START Material for this exercise
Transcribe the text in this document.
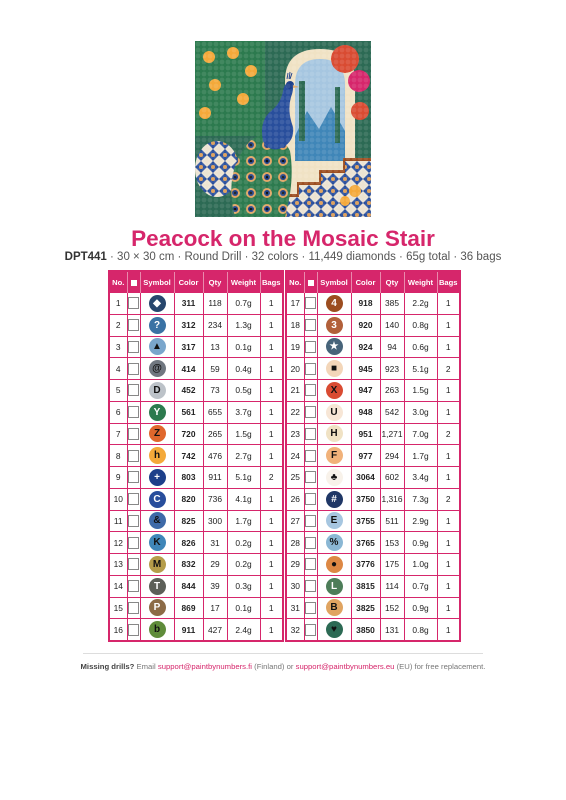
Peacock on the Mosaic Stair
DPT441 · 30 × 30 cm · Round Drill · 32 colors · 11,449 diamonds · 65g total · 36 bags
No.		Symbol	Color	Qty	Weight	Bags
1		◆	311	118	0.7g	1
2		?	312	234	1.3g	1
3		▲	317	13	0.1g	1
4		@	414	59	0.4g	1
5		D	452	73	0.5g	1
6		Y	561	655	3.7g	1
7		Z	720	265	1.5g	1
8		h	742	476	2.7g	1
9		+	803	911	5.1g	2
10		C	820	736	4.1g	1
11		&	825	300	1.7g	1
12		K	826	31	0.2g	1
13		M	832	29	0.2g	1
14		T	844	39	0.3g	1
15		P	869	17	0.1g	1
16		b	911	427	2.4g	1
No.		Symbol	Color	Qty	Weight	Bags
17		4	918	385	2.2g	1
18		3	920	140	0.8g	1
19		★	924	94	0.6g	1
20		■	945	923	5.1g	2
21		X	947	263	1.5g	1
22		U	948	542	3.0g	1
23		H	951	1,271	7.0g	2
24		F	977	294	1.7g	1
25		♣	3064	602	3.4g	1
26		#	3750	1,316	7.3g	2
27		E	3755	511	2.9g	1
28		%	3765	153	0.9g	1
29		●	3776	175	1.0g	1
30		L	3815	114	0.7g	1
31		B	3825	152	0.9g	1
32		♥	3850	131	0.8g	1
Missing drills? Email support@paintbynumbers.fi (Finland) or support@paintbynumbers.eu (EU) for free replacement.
END Material for this exercise
**Set problem:** Retype each entry precisely. Skip images entirely.

**Task solution:**
Transcribe the text in this document.
Peacock on the Mosaic Stair
DPT441 · 30 × 30 cm · Round Drill · 32 colors · 11,449 diamonds · 65g total · 36 bags
No.		Symbol	Color	Qty	Weight	Bags
1		◆	311	118	0.7g	1
2		?	312	234	1.3g	1
3		▲	317	13	0.1g	1
4		@	414	59	0.4g	1
5		D	452	73	0.5g	1
6		Y	561	655	3.7g	1
7		Z	720	265	1.5g	1
8		h	742	476	2.7g	1
9		+	803	911	5.1g	2
10		C	820	736	4.1g	1
11		&	825	300	1.7g	1
12		K	826	31	0.2g	1
13		M	832	29	0.2g	1
14		T	844	39	0.3g	1
15		P	869	17	0.1g	1
16		b	911	427	2.4g	1
No.		Symbol	Color	Qty	Weight	Bags
17		4	918	385	2.2g	1
18		3	920	140	0.8g	1
19		★	924	94	0.6g	1
20		■	945	923	5.1g	2
21		X	947	263	1.5g	1
22		U	948	542	3.0g	1
23		H	951	1,271	7.0g	2
24		F	977	294	1.7g	1
25		♣	3064	602	3.4g	1
26		#	3750	1,316	7.3g	2
27		E	3755	511	2.9g	1
28		%	3765	153	0.9g	1
29		●	3776	175	1.0g	1
30		L	3815	114	0.7g	1
31		B	3825	152	0.9g	1
32		♥	3850	131	0.8g	1
Missing drills? Email support@paintbynumbers.fi (Finland) or support@paintbynumbers.eu (EU) for free replacement.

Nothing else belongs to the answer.